__Stored data__.
Start

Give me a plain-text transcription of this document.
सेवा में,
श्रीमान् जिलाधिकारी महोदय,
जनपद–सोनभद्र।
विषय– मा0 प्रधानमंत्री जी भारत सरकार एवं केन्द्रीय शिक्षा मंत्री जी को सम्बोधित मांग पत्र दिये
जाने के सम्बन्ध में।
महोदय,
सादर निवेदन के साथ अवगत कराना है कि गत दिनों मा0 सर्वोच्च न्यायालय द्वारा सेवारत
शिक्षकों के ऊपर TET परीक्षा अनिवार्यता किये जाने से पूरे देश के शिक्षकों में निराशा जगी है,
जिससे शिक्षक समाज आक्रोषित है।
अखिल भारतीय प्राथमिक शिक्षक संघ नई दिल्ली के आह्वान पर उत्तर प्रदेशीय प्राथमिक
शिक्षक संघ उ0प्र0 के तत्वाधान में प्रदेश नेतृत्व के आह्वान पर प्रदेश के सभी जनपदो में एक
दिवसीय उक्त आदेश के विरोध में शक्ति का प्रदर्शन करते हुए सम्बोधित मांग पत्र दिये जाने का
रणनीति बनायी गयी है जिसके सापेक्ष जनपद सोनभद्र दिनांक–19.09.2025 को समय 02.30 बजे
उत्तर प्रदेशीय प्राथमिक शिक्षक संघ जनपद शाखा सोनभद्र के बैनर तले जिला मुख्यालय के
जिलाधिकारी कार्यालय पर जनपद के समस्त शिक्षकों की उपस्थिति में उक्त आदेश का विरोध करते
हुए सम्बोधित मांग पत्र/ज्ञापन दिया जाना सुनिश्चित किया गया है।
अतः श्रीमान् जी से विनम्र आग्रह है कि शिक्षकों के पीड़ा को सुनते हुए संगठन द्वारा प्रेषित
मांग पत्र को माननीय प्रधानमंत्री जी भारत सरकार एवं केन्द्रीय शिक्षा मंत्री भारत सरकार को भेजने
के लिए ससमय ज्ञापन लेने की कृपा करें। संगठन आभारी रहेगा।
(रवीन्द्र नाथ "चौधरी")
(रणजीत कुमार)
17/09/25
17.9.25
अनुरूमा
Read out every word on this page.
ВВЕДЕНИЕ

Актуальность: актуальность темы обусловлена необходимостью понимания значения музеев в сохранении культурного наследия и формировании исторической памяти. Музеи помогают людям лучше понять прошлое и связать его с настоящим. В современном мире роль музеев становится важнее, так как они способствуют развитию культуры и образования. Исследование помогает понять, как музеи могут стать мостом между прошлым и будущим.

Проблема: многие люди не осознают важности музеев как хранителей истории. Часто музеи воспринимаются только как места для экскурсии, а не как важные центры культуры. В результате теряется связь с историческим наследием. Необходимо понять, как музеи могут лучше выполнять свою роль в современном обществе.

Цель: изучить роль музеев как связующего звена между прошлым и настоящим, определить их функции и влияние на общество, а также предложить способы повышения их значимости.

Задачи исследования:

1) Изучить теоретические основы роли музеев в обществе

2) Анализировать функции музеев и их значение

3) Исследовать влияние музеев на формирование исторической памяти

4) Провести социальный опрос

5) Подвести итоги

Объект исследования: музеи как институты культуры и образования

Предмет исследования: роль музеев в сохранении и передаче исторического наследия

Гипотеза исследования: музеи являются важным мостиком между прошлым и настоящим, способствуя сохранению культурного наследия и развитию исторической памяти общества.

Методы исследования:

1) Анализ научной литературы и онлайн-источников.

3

End

__What the exercise asks__. Sift the material for lines with the string "функции". Copy each one found.

__Expected answer__.
Цель: изучить роль музеев как связующего звена между прошлым и настоящим, определить их функции и влияние на общество, а также предложить способы повышения их значимости.
2) Анализировать функции музеев и их значение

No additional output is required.